◆ **EXERCISE AIM**
Can you give all the records again without altering a single character?

Stored items:
## BEGIN

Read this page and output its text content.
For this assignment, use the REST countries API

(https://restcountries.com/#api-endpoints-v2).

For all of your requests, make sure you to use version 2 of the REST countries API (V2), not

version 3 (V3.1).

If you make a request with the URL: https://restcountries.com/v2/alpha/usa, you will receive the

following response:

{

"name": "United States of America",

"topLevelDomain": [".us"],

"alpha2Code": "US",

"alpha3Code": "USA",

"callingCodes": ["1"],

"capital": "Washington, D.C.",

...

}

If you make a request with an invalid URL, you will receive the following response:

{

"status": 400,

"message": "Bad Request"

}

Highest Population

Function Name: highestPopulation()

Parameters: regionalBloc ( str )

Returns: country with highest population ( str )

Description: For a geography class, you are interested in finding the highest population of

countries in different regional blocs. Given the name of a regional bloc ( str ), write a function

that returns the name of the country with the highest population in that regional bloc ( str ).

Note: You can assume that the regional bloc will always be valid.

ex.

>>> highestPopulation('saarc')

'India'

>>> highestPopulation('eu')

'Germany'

## END

◆ **THE REPLY**
Read this page and output its text content.
For this assignment, use the REST countries API

(https://restcountries.com/#api-endpoints-v2).

For all of your requests, make sure you to use version 2 of the REST countries API (V2), not

version 3 (V3.1).

If you make a request with the URL: https://restcountries.com/v2/alpha/usa, you will receive the

following response:

{

"name": "United States of America",

"topLevelDomain": [".us"],

"alpha2Code": "US",

"alpha3Code": "USA",

"callingCodes": ["1"],

"capital": "Washington, D.C.",

...

}

If you make a request with an invalid URL, you will receive the following response:

{

"status": 400,

"message": "Bad Request"

}

Highest Population

Function Name: highestPopulation()

Parameters: regionalBloc ( str )

Returns: country with highest population ( str )

Description: For a geography class, you are interested in finding the highest population of

countries in different regional blocs. Given the name of a regional bloc ( str ), write a function

that returns the name of the country with the highest population in that regional bloc ( str ).

Note: You can assume that the regional bloc will always be valid.

ex.

>>> highestPopulation('saarc')

'India'

>>> highestPopulation('eu')

'Germany'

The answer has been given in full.